INSTRUCTION: Below is a listing; write it out exactly and drop any images from it.

SUPPLIED MATERIAL:
========================================
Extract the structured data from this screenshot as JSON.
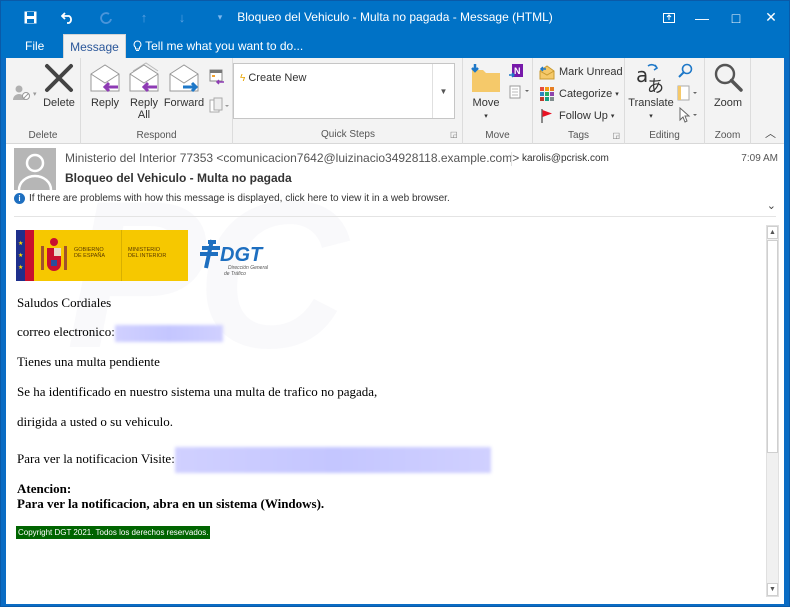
{
  "window": {
    "title": "Bloqueo del Vehiculo - Multa no pagada - Message (HTML)",
    "quick_access": [
      {
        "icon": "save-icon",
        "glyph": "💾"
      },
      {
        "icon": "undo-icon",
        "glyph": "↶"
      },
      {
        "icon": "redo-icon",
        "glyph": "↻"
      },
      {
        "icon": "up-arrow-icon",
        "glyph": "↑"
      },
      {
        "icon": "down-arrow-icon",
        "glyph": "↓"
      },
      {
        "icon": "customize-qat-icon",
        "glyph": "▾"
      }
    ],
    "controls": {
      "ribbon_display": "⊞",
      "minimize": "—",
      "maximize": "□",
      "close": "✕"
    }
  },
  "tabs": {
    "file": "File",
    "message": "Message",
    "tell_me": "Tell me what you want to do..."
  },
  "ribbon": {
    "delete_group": {
      "label": "Delete",
      "delete": "Delete"
    },
    "respond_group": {
      "label": "Respond",
      "reply": "Reply",
      "reply_all_1": "Reply",
      "reply_all_2": "All",
      "forward": "Forward"
    },
    "quick_steps": {
      "label": "Quick Steps",
      "items": [
        "Create New"
      ]
    },
    "move_group": {
      "label": "Move",
      "move": "Move"
    },
    "tags_group": {
      "label": "Tags",
      "mark_unread": "Mark Unread",
      "categorize": "Categorize",
      "follow_up": "Follow Up"
    },
    "editing_group": {
      "label": "Editing",
      "translate": "Translate"
    },
    "zoom_group": {
      "label": "Zoom",
      "zoom": "Zoom"
    }
  },
  "message": {
    "from": "Ministerio del Interior 77353 <comunicacion7642@luizinacio34928118.example.com>",
    "to": "karolis@pcrisk.com",
    "time": "7:09 AM",
    "subject": "Bloqueo del Vehiculo - Multa no pagada",
    "info_bar": "If there are problems with how this message is displayed, click here to view it in a web browser."
  },
  "body": {
    "logo_gov_line1": "GOBIERNO",
    "logo_gov_line2": "DE ESPAÑA",
    "logo_min_line1": "MINISTERIO",
    "logo_min_line2": "DEL INTERIOR",
    "dgt_name": "DGT",
    "dgt_sub1": "Dirección General",
    "dgt_sub2": "de Tráfico",
    "greeting": "Saludos Cordiales",
    "email_label": "correo electronico:",
    "line1": "Tienes una multa pendiente",
    "line2": "Se ha identificado en nuestro sistema una multa de trafico no pagada,",
    "line3": "dirigida a usted o su vehiculo.",
    "visit_label": "Para ver la notificacion Visite:",
    "attention": "Atencion:",
    "attention_text": "Para ver la notificacion, abra en un sistema (Windows).",
    "copyright": "Copyright DGT 2021. Todos los derechos reservados."
  }
}
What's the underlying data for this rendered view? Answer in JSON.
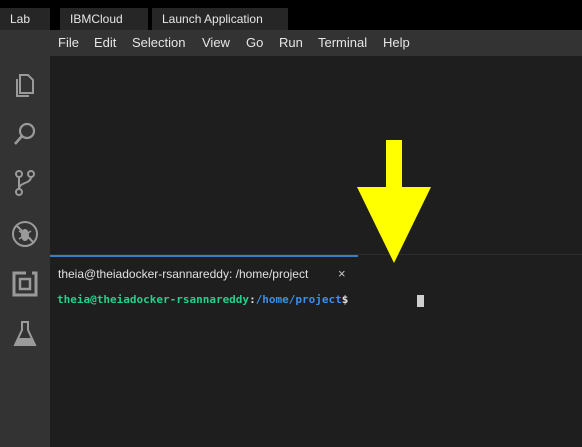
{
  "top_tabs": [
    {
      "label": "Lab"
    },
    {
      "label": "IBMCloud"
    },
    {
      "label": "Launch Application"
    }
  ],
  "menu": {
    "items": [
      "File",
      "Edit",
      "Selection",
      "View",
      "Go",
      "Run",
      "Terminal",
      "Help"
    ]
  },
  "activity_bar": {
    "icons": [
      "explorer-icon",
      "search-icon",
      "source-control-icon",
      "debug-icon",
      "extensions-icon",
      "lab-flask-icon"
    ]
  },
  "terminal": {
    "tab_title": "theia@theiadocker-rsannareddy: /home/project",
    "close_glyph": "×",
    "prompt_user": "theia@theiadocker-rsannareddy",
    "prompt_sep": ":",
    "prompt_path": "/home/project",
    "prompt_dollar": "$"
  },
  "colors": {
    "annotation_arrow": "#ffff00",
    "prompt_user": "#23d18b",
    "prompt_path": "#3b8eea",
    "active_tab_border": "#3a7dc2"
  }
}
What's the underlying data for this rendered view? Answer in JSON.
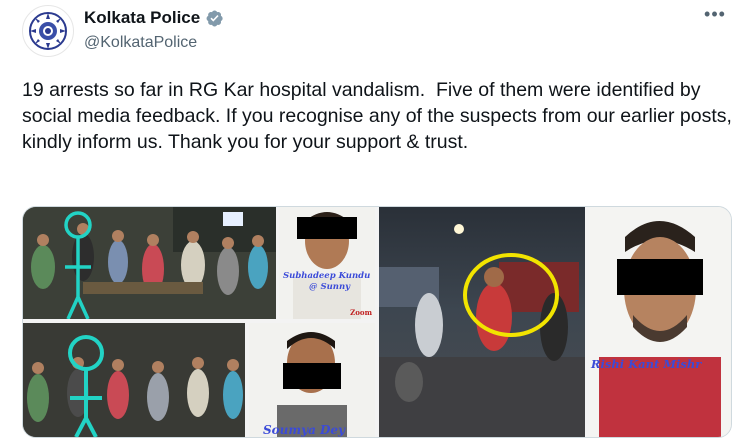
{
  "account": {
    "display_name": "Kolkata Police",
    "handle": "@KolkataPolice",
    "verified_color": "#829aab",
    "avatar_icon": "kolkata-police-emblem-icon"
  },
  "menu": {
    "more_icon": "more-options-icon",
    "label": "•••"
  },
  "tweet": {
    "text": "19 arrests so far in RG Kar hospital vandalism.  Five of them were identified by social media feedback. If you recognise any of the suspects from our earlier posts, kindly inform us. Thank you for your support & trust."
  },
  "media": {
    "captions": {
      "suspect_1": "Subhadeep Kundu",
      "suspect_1_alias": "@ Sunny",
      "suspect_2": "Soumya Dey",
      "suspect_3": "Rishi Kant Mishr"
    },
    "watermark": "Zoom",
    "colors": {
      "highlight_cyan": "#22d3c5",
      "highlight_yellow": "#f2e400",
      "caption_blue": "#3b4bd8"
    }
  }
}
========================================
SOLUTION:
Extract the structured data from this screenshot as JSON.
{
  "window": {
    "title": "Bloqueo del Vehiculo - Multa no pagada - Message (HTML)",
    "quick_access": [
      {
        "icon": "save-icon",
        "glyph": "💾"
      },
      {
        "icon": "undo-icon",
        "glyph": "↶"
      },
      {
        "icon": "redo-icon",
        "glyph": "↻"
      },
      {
        "icon": "up-arrow-icon",
        "glyph": "↑"
      },
      {
        "icon": "down-arrow-icon",
        "glyph": "↓"
      },
      {
        "icon": "customize-qat-icon",
        "glyph": "▾"
      }
    ],
    "controls": {
      "ribbon_display": "⊞",
      "minimize": "—",
      "maximize": "□",
      "close": "✕"
    }
  },
  "tabs": {
    "file": "File",
    "message": "Message",
    "tell_me": "Tell me what you want to do..."
  },
  "ribbon": {
    "delete_group": {
      "label": "Delete",
      "delete": "Delete"
    },
    "respond_group": {
      "label": "Respond",
      "reply": "Reply",
      "reply_all_1": "Reply",
      "reply_all_2": "All",
      "forward": "Forward"
    },
    "quick_steps": {
      "label": "Quick Steps",
      "items": [
        "Create New"
      ]
    },
    "move_group": {
      "label": "Move",
      "move": "Move"
    },
    "tags_group": {
      "label": "Tags",
      "mark_unread": "Mark Unread",
      "categorize": "Categorize",
      "follow_up": "Follow Up"
    },
    "editing_group": {
      "label": "Editing",
      "translate": "Translate"
    },
    "zoom_group": {
      "label": "Zoom",
      "zoom": "Zoom"
    }
  },
  "message": {
    "from": "Ministerio del Interior 77353 <comunicacion7642@luizinacio34928118.example.com>",
    "to": "karolis@pcrisk.com",
    "time": "7:09 AM",
    "subject": "Bloqueo del Vehiculo - Multa no pagada",
    "info_bar": "If there are problems with how this message is displayed, click here to view it in a web browser."
  },
  "body": {
    "logo_gov_line1": "GOBIERNO",
    "logo_gov_line2": "DE ESPAÑA",
    "logo_min_line1": "MINISTERIO",
    "logo_min_line2": "DEL INTERIOR",
    "dgt_name": "DGT",
    "dgt_sub1": "Dirección General",
    "dgt_sub2": "de Tráfico",
    "greeting": "Saludos Cordiales",
    "email_label": "correo electronico:",
    "line1": "Tienes una multa pendiente",
    "line2": "Se ha identificado en nuestro sistema una multa de trafico no pagada,",
    "line3": "dirigida a usted o su vehiculo.",
    "visit_label": "Para ver la notificacion Visite:",
    "attention": "Atencion:",
    "attention_text": "Para ver la notificacion, abra en un sistema (Windows).",
    "copyright": "Copyright DGT 2021. Todos los derechos reservados."
  }
}
What's the underlying data for this rendered view? Answer in JSON.
{
  "top_tabs": [
    {
      "label": "Lab"
    },
    {
      "label": "IBMCloud"
    },
    {
      "label": "Launch Application"
    }
  ],
  "menu": {
    "items": [
      "File",
      "Edit",
      "Selection",
      "View",
      "Go",
      "Run",
      "Terminal",
      "Help"
    ]
  },
  "activity_bar": {
    "icons": [
      "explorer-icon",
      "search-icon",
      "source-control-icon",
      "debug-icon",
      "extensions-icon",
      "lab-flask-icon"
    ]
  },
  "terminal": {
    "tab_title": "theia@theiadocker-rsannareddy: /home/project",
    "close_glyph": "×",
    "prompt_user": "theia@theiadocker-rsannareddy",
    "prompt_sep": ":",
    "prompt_path": "/home/project",
    "prompt_dollar": "$"
  },
  "colors": {
    "annotation_arrow": "#ffff00",
    "prompt_user": "#23d18b",
    "prompt_path": "#3b8eea",
    "active_tab_border": "#3a7dc2"
  }
}
What's the underlying data for this rendered view? Answer in JSON.
{
  "account": {
    "display_name": "Kolkata Police",
    "handle": "@KolkataPolice",
    "verified_color": "#829aab",
    "avatar_icon": "kolkata-police-emblem-icon"
  },
  "menu": {
    "more_icon": "more-options-icon",
    "label": "•••"
  },
  "tweet": {
    "text": "19 arrests so far in RG Kar hospital vandalism.  Five of them were identified by social media feedback. If you recognise any of the suspects from our earlier posts, kindly inform us. Thank you for your support & trust."
  },
  "media": {
    "captions": {
      "suspect_1": "Subhadeep Kundu",
      "suspect_1_alias": "@ Sunny",
      "suspect_2": "Soumya Dey",
      "suspect_3": "Rishi Kant Mishr"
    },
    "watermark": "Zoom",
    "colors": {
      "highlight_cyan": "#22d3c5",
      "highlight_yellow": "#f2e400",
      "caption_blue": "#3b4bd8"
    }
  }
}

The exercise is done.